**What the exercise asks**. The records that follow are to be repeated without alteration.

**Data excerpts**.

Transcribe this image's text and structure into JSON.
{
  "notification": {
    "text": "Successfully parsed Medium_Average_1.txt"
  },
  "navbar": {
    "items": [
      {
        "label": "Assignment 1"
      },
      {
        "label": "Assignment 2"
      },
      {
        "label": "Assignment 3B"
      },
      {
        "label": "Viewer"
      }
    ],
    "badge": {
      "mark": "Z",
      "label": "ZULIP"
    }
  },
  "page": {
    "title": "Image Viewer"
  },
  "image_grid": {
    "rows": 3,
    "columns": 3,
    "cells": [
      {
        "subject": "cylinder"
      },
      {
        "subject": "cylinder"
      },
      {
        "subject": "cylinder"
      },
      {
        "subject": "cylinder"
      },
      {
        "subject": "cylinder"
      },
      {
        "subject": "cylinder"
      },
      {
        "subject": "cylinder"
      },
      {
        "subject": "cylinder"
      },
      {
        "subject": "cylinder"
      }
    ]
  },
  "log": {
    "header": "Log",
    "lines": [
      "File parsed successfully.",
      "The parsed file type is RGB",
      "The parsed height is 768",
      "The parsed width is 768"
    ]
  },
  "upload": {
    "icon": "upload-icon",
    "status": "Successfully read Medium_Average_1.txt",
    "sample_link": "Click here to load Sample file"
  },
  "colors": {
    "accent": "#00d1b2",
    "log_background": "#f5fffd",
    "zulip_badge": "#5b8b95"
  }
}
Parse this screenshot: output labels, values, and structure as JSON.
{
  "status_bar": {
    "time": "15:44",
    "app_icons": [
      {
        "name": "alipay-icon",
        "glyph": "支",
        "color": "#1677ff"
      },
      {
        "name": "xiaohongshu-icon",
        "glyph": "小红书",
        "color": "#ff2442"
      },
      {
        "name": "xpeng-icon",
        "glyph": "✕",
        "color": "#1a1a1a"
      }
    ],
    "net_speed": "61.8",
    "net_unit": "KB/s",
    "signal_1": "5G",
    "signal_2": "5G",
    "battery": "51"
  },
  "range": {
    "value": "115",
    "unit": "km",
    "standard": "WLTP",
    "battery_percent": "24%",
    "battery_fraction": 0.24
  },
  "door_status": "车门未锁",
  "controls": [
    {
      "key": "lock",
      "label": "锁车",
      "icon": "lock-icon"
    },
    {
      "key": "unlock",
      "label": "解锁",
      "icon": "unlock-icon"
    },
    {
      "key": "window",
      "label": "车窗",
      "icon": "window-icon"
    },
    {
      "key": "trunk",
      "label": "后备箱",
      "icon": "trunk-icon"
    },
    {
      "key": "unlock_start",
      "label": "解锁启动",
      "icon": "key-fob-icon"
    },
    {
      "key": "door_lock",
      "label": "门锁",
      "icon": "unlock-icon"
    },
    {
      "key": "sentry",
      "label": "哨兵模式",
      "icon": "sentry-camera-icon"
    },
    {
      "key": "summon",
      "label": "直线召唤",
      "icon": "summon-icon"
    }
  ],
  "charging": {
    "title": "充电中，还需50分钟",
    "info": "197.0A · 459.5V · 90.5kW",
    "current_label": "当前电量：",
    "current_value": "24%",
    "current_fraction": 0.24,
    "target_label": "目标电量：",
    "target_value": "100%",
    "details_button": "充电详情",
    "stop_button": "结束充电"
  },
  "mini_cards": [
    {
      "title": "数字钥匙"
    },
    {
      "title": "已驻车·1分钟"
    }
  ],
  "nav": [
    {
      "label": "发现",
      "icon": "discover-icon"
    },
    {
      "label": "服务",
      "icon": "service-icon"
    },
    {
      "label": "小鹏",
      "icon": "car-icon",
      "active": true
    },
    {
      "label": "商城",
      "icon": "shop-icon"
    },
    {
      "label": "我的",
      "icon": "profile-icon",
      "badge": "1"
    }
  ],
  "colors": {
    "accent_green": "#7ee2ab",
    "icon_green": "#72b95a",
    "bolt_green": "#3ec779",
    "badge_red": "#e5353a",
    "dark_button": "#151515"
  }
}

**Result of this task**.
Transcribe this image's text and structure into JSON.
{
  "notification": {
    "text": "Successfully parsed Medium_Average_1.txt"
  },
  "navbar": {
    "items": [
      {
        "label": "Assignment 1"
      },
      {
        "label": "Assignment 2"
      },
      {
        "label": "Assignment 3B"
      },
      {
        "label": "Viewer"
      }
    ],
    "badge": {
      "mark": "Z",
      "label": "ZULIP"
    }
  },
  "page": {
    "title": "Image Viewer"
  },
  "image_grid": {
    "rows": 3,
    "columns": 3,
    "cells": [
      {
        "subject": "cylinder"
      },
      {
        "subject": "cylinder"
      },
      {
        "subject": "cylinder"
      },
      {
        "subject": "cylinder"
      },
      {
        "subject": "cylinder"
      },
      {
        "subject": "cylinder"
      },
      {
        "subject": "cylinder"
      },
      {
        "subject": "cylinder"
      },
      {
        "subject": "cylinder"
      }
    ]
  },
  "log": {
    "header": "Log",
    "lines": [
      "File parsed successfully.",
      "The parsed file type is RGB",
      "The parsed height is 768",
      "The parsed width is 768"
    ]
  },
  "upload": {
    "icon": "upload-icon",
    "status": "Successfully read Medium_Average_1.txt",
    "sample_link": "Click here to load Sample file"
  },
  "colors": {
    "accent": "#00d1b2",
    "log_background": "#f5fffd",
    "zulip_badge": "#5b8b95"
  }
}
Parse this screenshot: output labels, values, and structure as JSON.
{
  "status_bar": {
    "time": "15:44",
    "app_icons": [
      {
        "name": "alipay-icon",
        "glyph": "支",
        "color": "#1677ff"
      },
      {
        "name": "xiaohongshu-icon",
        "glyph": "小红书",
        "color": "#ff2442"
      },
      {
        "name": "xpeng-icon",
        "glyph": "✕",
        "color": "#1a1a1a"
      }
    ],
    "net_speed": "61.8",
    "net_unit": "KB/s",
    "signal_1": "5G",
    "signal_2": "5G",
    "battery": "51"
  },
  "range": {
    "value": "115",
    "unit": "km",
    "standard": "WLTP",
    "battery_percent": "24%",
    "battery_fraction": 0.24
  },
  "door_status": "车门未锁",
  "controls": [
    {
      "key": "lock",
      "label": "锁车",
      "icon": "lock-icon"
    },
    {
      "key": "unlock",
      "label": "解锁",
      "icon": "unlock-icon"
    },
    {
      "key": "window",
      "label": "车窗",
      "icon": "window-icon"
    },
    {
      "key": "trunk",
      "label": "后备箱",
      "icon": "trunk-icon"
    },
    {
      "key": "unlock_start",
      "label": "解锁启动",
      "icon": "key-fob-icon"
    },
    {
      "key": "door_lock",
      "label": "门锁",
      "icon": "unlock-icon"
    },
    {
      "key": "sentry",
      "label": "哨兵模式",
      "icon": "sentry-camera-icon"
    },
    {
      "key": "summon",
      "label": "直线召唤",
      "icon": "summon-icon"
    }
  ],
  "charging": {
    "title": "充电中，还需50分钟",
    "info": "197.0A · 459.5V · 90.5kW",
    "current_label": "当前电量：",
    "current_value": "24%",
    "current_fraction": 0.24,
    "target_label": "目标电量：",
    "target_value": "100%",
    "details_button": "充电详情",
    "stop_button": "结束充电"
  },
  "mini_cards": [
    {
      "title": "数字钥匙"
    },
    {
      "title": "已驻车·1分钟"
    }
  ],
  "nav": [
    {
      "label": "发现",
      "icon": "discover-icon"
    },
    {
      "label": "服务",
      "icon": "service-icon"
    },
    {
      "label": "小鹏",
      "icon": "car-icon",
      "active": true
    },
    {
      "label": "商城",
      "icon": "shop-icon"
    },
    {
      "label": "我的",
      "icon": "profile-icon",
      "badge": "1"
    }
  ],
  "colors": {
    "accent_green": "#7ee2ab",
    "icon_green": "#72b95a",
    "bolt_green": "#3ec779",
    "badge_red": "#e5353a",
    "dark_button": "#151515"
  }
}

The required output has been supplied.